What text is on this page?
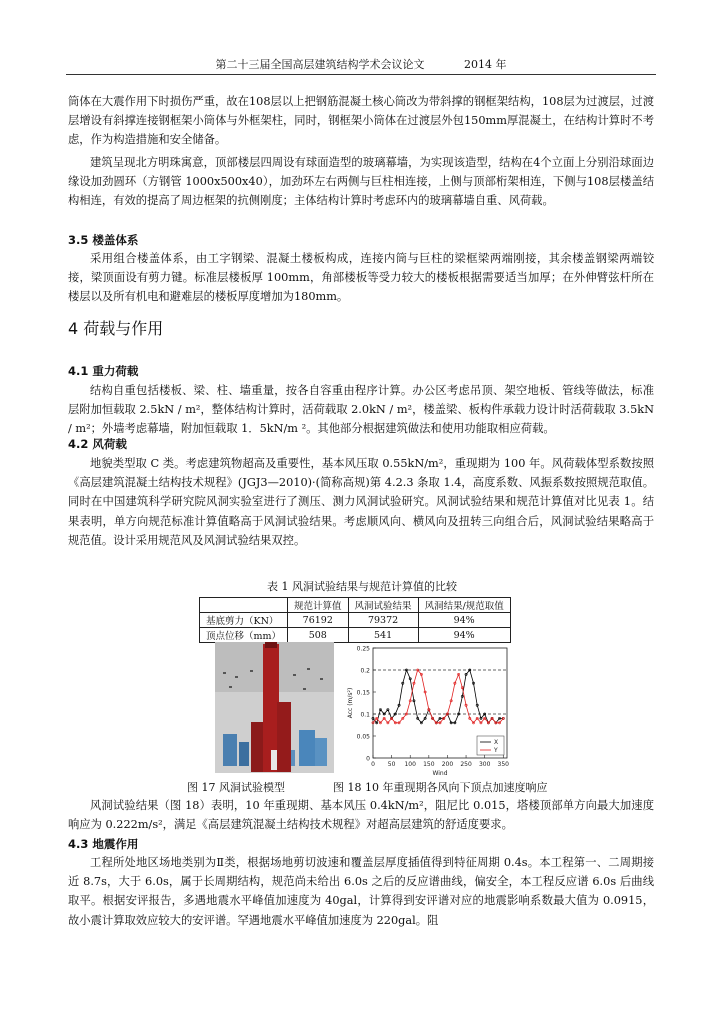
第二十三届全国高层建筑结构学术会议论文	2014 年

筒体在大震作用下时损伤严重，故在108层以上把钢筋混凝土核心筒改为带斜撑的钢框架结构，108层为过渡层，过渡层增设有斜撑连接钢框架小筒体与外框架柱，同时，钢框架小筒体在过渡层外包150mm厚混凝土，在结构计算时不考虑，作为构造措施和安全储备。

建筑呈现北方明珠寓意，顶部楼层四周设有球面造型的玻璃幕墙，为实现该造型，结构在4个立面上分别沿球面边缘设加劲圆环（方钢管 1000x500x40），加劲环左右两侧与巨柱相连接，上侧与顶部桁架相连，下侧与108层楼盖结构相连，有效的提高了周边框架的抗侧刚度；主体结构计算时考虑环内的玻璃幕墙自重、风荷载。

3.5 楼盖体系

采用组合楼盖体系，由工字钢梁、混凝土楼板构成，连接内筒与巨柱的梁框梁两端刚接，其余楼盖钢梁两端铰接，梁顶面设有剪力键。标准层楼板厚 100mm，角部楼板等受力较大的楼板根据需要适当加厚；在外伸臂弦杆所在楼层以及所有机电和避难层的楼板厚度增加为180mm。

4 荷载与作用

4.1 重力荷载

结构自重包括楼板、梁、柱、墙重量，按各自容重由程序计算。办公区考虑吊顶、架空地板、管线等做法，标准层附加恒载取 2.5kN / m²，整体结构计算时，活荷载取 2.0kN / m²，楼盖梁、板构件承载力设计时活荷载取 3.5kN / m²；外墙考虑幕墙，附加恒载取 1．5kN/m ²。其他部分根据建筑做法和使用功能取相应荷载。

4.2 风荷载

地貌类型取 C 类。考虑建筑物超高及重要性，基本风压取 0.55kN/m²，重现期为 100 年。风荷载体型系数按照《高层建筑混凝土结构技术规程》(JGJ3—2010)·(简称高规)第 4.2.3 条取 1.4，高度系数、风振系数按照规范取值。同时在中国建筑科学研究院风洞实验室进行了测压、测力风洞试验研究。风洞试验结果和规范计算值对比见表 1。结果表明，单方向规范标准计算值略高于风洞试验结果。考虑顺风向、横风向及扭转三向组合后，风洞试验结果略高于规范值。设计采用规范风及风洞试验结果双控。

表 1 风洞试验结果与规范计算值的比较

	规范计算值	风洞试验结果	风洞结果/规范取值
基底剪力（KN）	76192	79372	94%
顶点位移（mm）	508	541	94%
0
0.05
0.1
0.15
0.2
0.25
0 50 100 150 200 250 300 350
Wind
Acc (m/s²)
X
Y

图 17 风洞试验模型	图 18 10 年重现期各风向下顶点加速度响应

风洞试验结果（图 18）表明，10 年重现期、基本风压 0.4kN/m²，阻尼比 0.015，塔楼顶部单方向最大加速度响应为 0.222m/s²，满足《高层建筑混凝土结构技术规程》对超高层建筑的舒适度要求。

4.3 地震作用

工程所处地区场地类别为Ⅱ类，根据场地剪切波速和覆盖层厚度插值得到特征周期 0.4s。本工程第一、二周期接近 8.7s，大于 6.0s，属于长周期结构，规范尚未给出 6.0s 之后的反应谱曲线，偏安全，本工程反应谱 6.0s 后曲线取平。根据安评报告，多遇地震水平峰值加速度为 40gal，计算得到安评谱对应的地震影响系数最大值为 0.0915，故小震计算取效应较大的安评谱。罕遇地震水平峰值加速度为 220gal。阻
####################
Return the listing above word for word, with the pictures removed.

What text is on this page?
第二十三届全国高层建筑结构学术会议论文	2014 年

筒体在大震作用下时损伤严重，故在108层以上把钢筋混凝土核心筒改为带斜撑的钢框架结构，108层为过渡层，过渡层增设有斜撑连接钢框架小筒体与外框架柱，同时，钢框架小筒体在过渡层外包150mm厚混凝土，在结构计算时不考虑，作为构造措施和安全储备。

建筑呈现北方明珠寓意，顶部楼层四周设有球面造型的玻璃幕墙，为实现该造型，结构在4个立面上分别沿球面边缘设加劲圆环（方钢管 1000x500x40），加劲环左右两侧与巨柱相连接，上侧与顶部桁架相连，下侧与108层楼盖结构相连，有效的提高了周边框架的抗侧刚度；主体结构计算时考虑环内的玻璃幕墙自重、风荷载。

3.5 楼盖体系

采用组合楼盖体系，由工字钢梁、混凝土楼板构成，连接内筒与巨柱的梁框梁两端刚接，其余楼盖钢梁两端铰接，梁顶面设有剪力键。标准层楼板厚 100mm，角部楼板等受力较大的楼板根据需要适当加厚；在外伸臂弦杆所在楼层以及所有机电和避难层的楼板厚度增加为180mm。

4 荷载与作用

4.1 重力荷载

结构自重包括楼板、梁、柱、墙重量，按各自容重由程序计算。办公区考虑吊顶、架空地板、管线等做法，标准层附加恒载取 2.5kN / m²，整体结构计算时，活荷载取 2.0kN / m²，楼盖梁、板构件承载力设计时活荷载取 3.5kN / m²；外墙考虑幕墙，附加恒载取 1．5kN/m ²。其他部分根据建筑做法和使用功能取相应荷载。

4.2 风荷载

地貌类型取 C 类。考虑建筑物超高及重要性，基本风压取 0.55kN/m²，重现期为 100 年。风荷载体型系数按照《高层建筑混凝土结构技术规程》(JGJ3—2010)·(简称高规)第 4.2.3 条取 1.4，高度系数、风振系数按照规范取值。同时在中国建筑科学研究院风洞实验室进行了测压、测力风洞试验研究。风洞试验结果和规范计算值对比见表 1。结果表明，单方向规范标准计算值略高于风洞试验结果。考虑顺风向、横风向及扭转三向组合后，风洞试验结果略高于规范值。设计采用规范风及风洞试验结果双控。

表 1 风洞试验结果与规范计算值的比较

	规范计算值	风洞试验结果	风洞结果/规范取值
基底剪力（KN）	76192	79372	94%
顶点位移（mm）	508	541	94%
0
0.05
0.1
0.15
0.2
0.25
0 50 100 150 200 250 300 350
Wind
Acc (m/s²)
X
Y

图 17 风洞试验模型	图 18 10 年重现期各风向下顶点加速度响应

风洞试验结果（图 18）表明，10 年重现期、基本风压 0.4kN/m²，阻尼比 0.015，塔楼顶部单方向最大加速度响应为 0.222m/s²，满足《高层建筑混凝土结构技术规程》对超高层建筑的舒适度要求。

4.3 地震作用

工程所处地区场地类别为Ⅱ类，根据场地剪切波速和覆盖层厚度插值得到特征周期 0.4s。本工程第一、二周期接近 8.7s，大于 6.0s，属于长周期结构，规范尚未给出 6.0s 之后的反应谱曲线，偏安全，本工程反应谱 6.0s 后曲线取平。根据安评报告，多遇地震水平峰值加速度为 40gal，计算得到安评谱对应的地震影响系数最大值为 0.0915，故小震计算取效应较大的安评谱。罕遇地震水平峰值加速度为 220gal。阻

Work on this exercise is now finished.